§ **Exercise objective**:
Every entry below must appear again, exactly as written.

# START OF Records

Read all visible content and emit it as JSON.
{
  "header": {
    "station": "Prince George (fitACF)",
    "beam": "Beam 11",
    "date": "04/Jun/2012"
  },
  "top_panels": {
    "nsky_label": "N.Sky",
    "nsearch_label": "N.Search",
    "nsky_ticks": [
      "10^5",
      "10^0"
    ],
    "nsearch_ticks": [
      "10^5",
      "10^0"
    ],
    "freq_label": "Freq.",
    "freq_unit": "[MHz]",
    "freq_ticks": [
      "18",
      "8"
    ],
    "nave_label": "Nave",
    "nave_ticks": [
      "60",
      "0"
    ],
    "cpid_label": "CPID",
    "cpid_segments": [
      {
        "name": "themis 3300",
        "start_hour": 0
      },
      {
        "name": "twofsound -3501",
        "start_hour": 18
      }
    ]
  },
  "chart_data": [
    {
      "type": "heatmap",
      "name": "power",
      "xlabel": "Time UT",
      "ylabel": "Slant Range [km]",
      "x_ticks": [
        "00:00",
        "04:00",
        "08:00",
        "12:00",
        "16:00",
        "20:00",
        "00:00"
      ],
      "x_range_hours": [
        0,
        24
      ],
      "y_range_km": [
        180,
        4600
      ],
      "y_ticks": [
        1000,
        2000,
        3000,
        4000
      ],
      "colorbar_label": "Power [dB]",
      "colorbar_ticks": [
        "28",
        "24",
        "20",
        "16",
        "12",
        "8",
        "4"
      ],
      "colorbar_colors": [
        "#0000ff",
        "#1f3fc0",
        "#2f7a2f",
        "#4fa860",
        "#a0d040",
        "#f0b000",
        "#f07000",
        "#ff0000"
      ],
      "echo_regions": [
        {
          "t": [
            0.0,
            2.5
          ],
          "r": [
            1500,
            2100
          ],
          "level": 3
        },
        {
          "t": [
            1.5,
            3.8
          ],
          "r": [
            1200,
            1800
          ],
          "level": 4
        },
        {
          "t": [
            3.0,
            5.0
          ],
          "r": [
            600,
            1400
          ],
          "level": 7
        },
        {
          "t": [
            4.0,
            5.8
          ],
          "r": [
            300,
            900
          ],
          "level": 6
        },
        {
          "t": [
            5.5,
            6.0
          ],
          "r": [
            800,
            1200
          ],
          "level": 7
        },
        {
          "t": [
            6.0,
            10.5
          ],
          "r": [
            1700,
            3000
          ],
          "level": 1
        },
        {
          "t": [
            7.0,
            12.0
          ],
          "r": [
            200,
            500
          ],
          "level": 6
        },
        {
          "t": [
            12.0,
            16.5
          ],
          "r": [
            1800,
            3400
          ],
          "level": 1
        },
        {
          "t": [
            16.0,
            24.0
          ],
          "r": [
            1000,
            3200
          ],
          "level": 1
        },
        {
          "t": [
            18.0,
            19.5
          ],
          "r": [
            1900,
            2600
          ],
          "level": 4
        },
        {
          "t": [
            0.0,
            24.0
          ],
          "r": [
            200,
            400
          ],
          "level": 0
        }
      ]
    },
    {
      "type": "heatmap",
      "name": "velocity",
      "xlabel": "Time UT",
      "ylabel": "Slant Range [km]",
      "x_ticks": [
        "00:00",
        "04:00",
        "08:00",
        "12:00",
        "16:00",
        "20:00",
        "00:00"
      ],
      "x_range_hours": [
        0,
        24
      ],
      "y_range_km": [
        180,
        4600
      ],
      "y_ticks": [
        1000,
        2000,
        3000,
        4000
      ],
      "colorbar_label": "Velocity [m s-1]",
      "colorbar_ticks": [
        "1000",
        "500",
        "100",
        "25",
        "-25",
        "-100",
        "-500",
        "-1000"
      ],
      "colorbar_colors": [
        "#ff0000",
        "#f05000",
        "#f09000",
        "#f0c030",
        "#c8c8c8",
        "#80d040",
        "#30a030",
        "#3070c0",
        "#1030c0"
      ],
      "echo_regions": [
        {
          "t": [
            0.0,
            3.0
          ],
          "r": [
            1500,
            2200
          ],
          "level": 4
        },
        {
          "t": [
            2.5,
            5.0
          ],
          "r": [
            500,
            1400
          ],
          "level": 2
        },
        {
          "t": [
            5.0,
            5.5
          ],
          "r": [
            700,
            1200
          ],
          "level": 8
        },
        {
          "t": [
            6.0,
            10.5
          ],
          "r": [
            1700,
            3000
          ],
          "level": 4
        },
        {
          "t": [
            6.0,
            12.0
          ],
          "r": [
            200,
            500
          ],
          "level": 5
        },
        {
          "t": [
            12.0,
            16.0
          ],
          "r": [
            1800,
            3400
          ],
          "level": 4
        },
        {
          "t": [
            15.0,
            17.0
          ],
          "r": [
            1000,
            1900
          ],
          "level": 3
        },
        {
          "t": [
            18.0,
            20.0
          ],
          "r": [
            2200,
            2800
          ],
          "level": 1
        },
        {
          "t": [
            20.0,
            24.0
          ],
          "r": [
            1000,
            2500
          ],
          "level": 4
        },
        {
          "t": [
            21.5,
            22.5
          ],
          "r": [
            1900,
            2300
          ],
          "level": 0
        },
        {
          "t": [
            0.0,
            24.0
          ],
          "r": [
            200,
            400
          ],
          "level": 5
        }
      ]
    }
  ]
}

# END OF Records

§ **The solution**:
Read all visible content and emit it as JSON.
{
  "header": {
    "station": "Prince George (fitACF)",
    "beam": "Beam 11",
    "date": "04/Jun/2012"
  },
  "top_panels": {
    "nsky_label": "N.Sky",
    "nsearch_label": "N.Search",
    "nsky_ticks": [
      "10^5",
      "10^0"
    ],
    "nsearch_ticks": [
      "10^5",
      "10^0"
    ],
    "freq_label": "Freq.",
    "freq_unit": "[MHz]",
    "freq_ticks": [
      "18",
      "8"
    ],
    "nave_label": "Nave",
    "nave_ticks": [
      "60",
      "0"
    ],
    "cpid_label": "CPID",
    "cpid_segments": [
      {
        "name": "themis 3300",
        "start_hour": 0
      },
      {
        "name": "twofsound -3501",
        "start_hour": 18
      }
    ]
  },
  "chart_data": [
    {
      "type": "heatmap",
      "name": "power",
      "xlabel": "Time UT",
      "ylabel": "Slant Range [km]",
      "x_ticks": [
        "00:00",
        "04:00",
        "08:00",
        "12:00",
        "16:00",
        "20:00",
        "00:00"
      ],
      "x_range_hours": [
        0,
        24
      ],
      "y_range_km": [
        180,
        4600
      ],
      "y_ticks": [
        1000,
        2000,
        3000,
        4000
      ],
      "colorbar_label": "Power [dB]",
      "colorbar_ticks": [
        "28",
        "24",
        "20",
        "16",
        "12",
        "8",
        "4"
      ],
      "colorbar_colors": [
        "#0000ff",
        "#1f3fc0",
        "#2f7a2f",
        "#4fa860",
        "#a0d040",
        "#f0b000",
        "#f07000",
        "#ff0000"
      ],
      "echo_regions": [
        {
          "t": [
            0.0,
            2.5
          ],
          "r": [
            1500,
            2100
          ],
          "level": 3
        },
        {
          "t": [
            1.5,
            3.8
          ],
          "r": [
            1200,
            1800
          ],
          "level": 4
        },
        {
          "t": [
            3.0,
            5.0
          ],
          "r": [
            600,
            1400
          ],
          "level": 7
        },
        {
          "t": [
            4.0,
            5.8
          ],
          "r": [
            300,
            900
          ],
          "level": 6
        },
        {
          "t": [
            5.5,
            6.0
          ],
          "r": [
            800,
            1200
          ],
          "level": 7
        },
        {
          "t": [
            6.0,
            10.5
          ],
          "r": [
            1700,
            3000
          ],
          "level": 1
        },
        {
          "t": [
            7.0,
            12.0
          ],
          "r": [
            200,
            500
          ],
          "level": 6
        },
        {
          "t": [
            12.0,
            16.5
          ],
          "r": [
            1800,
            3400
          ],
          "level": 1
        },
        {
          "t": [
            16.0,
            24.0
          ],
          "r": [
            1000,
            3200
          ],
          "level": 1
        },
        {
          "t": [
            18.0,
            19.5
          ],
          "r": [
            1900,
            2600
          ],
          "level": 4
        },
        {
          "t": [
            0.0,
            24.0
          ],
          "r": [
            200,
            400
          ],
          "level": 0
        }
      ]
    },
    {
      "type": "heatmap",
      "name": "velocity",
      "xlabel": "Time UT",
      "ylabel": "Slant Range [km]",
      "x_ticks": [
        "00:00",
        "04:00",
        "08:00",
        "12:00",
        "16:00",
        "20:00",
        "00:00"
      ],
      "x_range_hours": [
        0,
        24
      ],
      "y_range_km": [
        180,
        4600
      ],
      "y_ticks": [
        1000,
        2000,
        3000,
        4000
      ],
      "colorbar_label": "Velocity [m s-1]",
      "colorbar_ticks": [
        "1000",
        "500",
        "100",
        "25",
        "-25",
        "-100",
        "-500",
        "-1000"
      ],
      "colorbar_colors": [
        "#ff0000",
        "#f05000",
        "#f09000",
        "#f0c030",
        "#c8c8c8",
        "#80d040",
        "#30a030",
        "#3070c0",
        "#1030c0"
      ],
      "echo_regions": [
        {
          "t": [
            0.0,
            3.0
          ],
          "r": [
            1500,
            2200
          ],
          "level": 4
        },
        {
          "t": [
            2.5,
            5.0
          ],
          "r": [
            500,
            1400
          ],
          "level": 2
        },
        {
          "t": [
            5.0,
            5.5
          ],
          "r": [
            700,
            1200
          ],
          "level": 8
        },
        {
          "t": [
            6.0,
            10.5
          ],
          "r": [
            1700,
            3000
          ],
          "level": 4
        },
        {
          "t": [
            6.0,
            12.0
          ],
          "r": [
            200,
            500
          ],
          "level": 5
        },
        {
          "t": [
            12.0,
            16.0
          ],
          "r": [
            1800,
            3400
          ],
          "level": 4
        },
        {
          "t": [
            15.0,
            17.0
          ],
          "r": [
            1000,
            1900
          ],
          "level": 3
        },
        {
          "t": [
            18.0,
            20.0
          ],
          "r": [
            2200,
            2800
          ],
          "level": 1
        },
        {
          "t": [
            20.0,
            24.0
          ],
          "r": [
            1000,
            2500
          ],
          "level": 4
        },
        {
          "t": [
            21.5,
            22.5
          ],
          "r": [
            1900,
            2300
          ],
          "level": 0
        },
        {
          "t": [
            0.0,
            24.0
          ],
          "r": [
            200,
            400
          ],
          "level": 5
        }
      ]
    }
  ]
}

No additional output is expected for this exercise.